> TO DO:
Omit the pictures and return every entry exactly as written.
>>>
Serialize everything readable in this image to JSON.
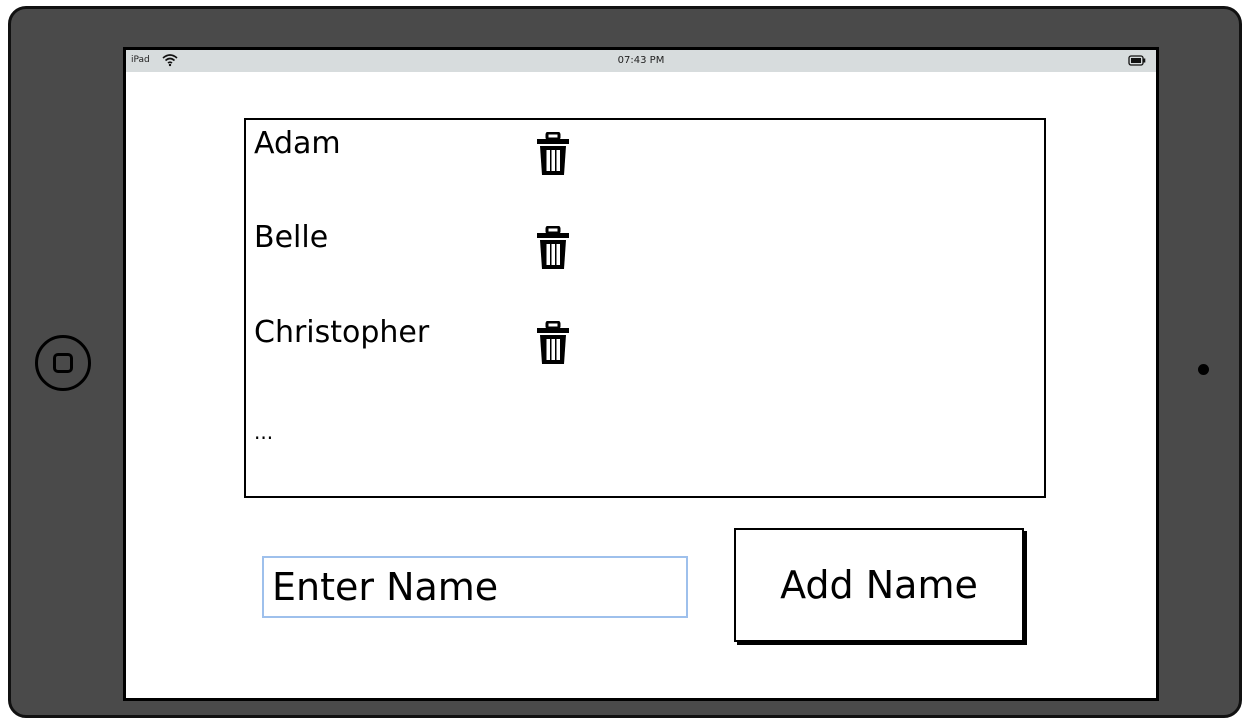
{
  "statusbar": {
    "device": "iPad",
    "time": "07:43 PM"
  },
  "list": {
    "items": [
      {
        "name": "Adam",
        "delete_icon": "trash-icon"
      },
      {
        "name": "Belle",
        "delete_icon": "trash-icon"
      },
      {
        "name": "Christopher",
        "delete_icon": "trash-icon"
      }
    ],
    "more": "..."
  },
  "form": {
    "placeholder": "Enter Name",
    "value": "",
    "add_label": "Add Name"
  },
  "colors": {
    "device_frame": "#4a4a4a",
    "statusbar": "#d7dcdd",
    "input_border": "#9ec0ec"
  }
}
<<<
> EXERCISE OUTPUT:
Serialize everything readable in this image to JSON.
{
  "statusbar": {
    "device": "iPad",
    "time": "07:43 PM"
  },
  "list": {
    "items": [
      {
        "name": "Adam",
        "delete_icon": "trash-icon"
      },
      {
        "name": "Belle",
        "delete_icon": "trash-icon"
      },
      {
        "name": "Christopher",
        "delete_icon": "trash-icon"
      }
    ],
    "more": "..."
  },
  "form": {
    "placeholder": "Enter Name",
    "value": "",
    "add_label": "Add Name"
  },
  "colors": {
    "device_frame": "#4a4a4a",
    "statusbar": "#d7dcdd",
    "input_border": "#9ec0ec"
  }
}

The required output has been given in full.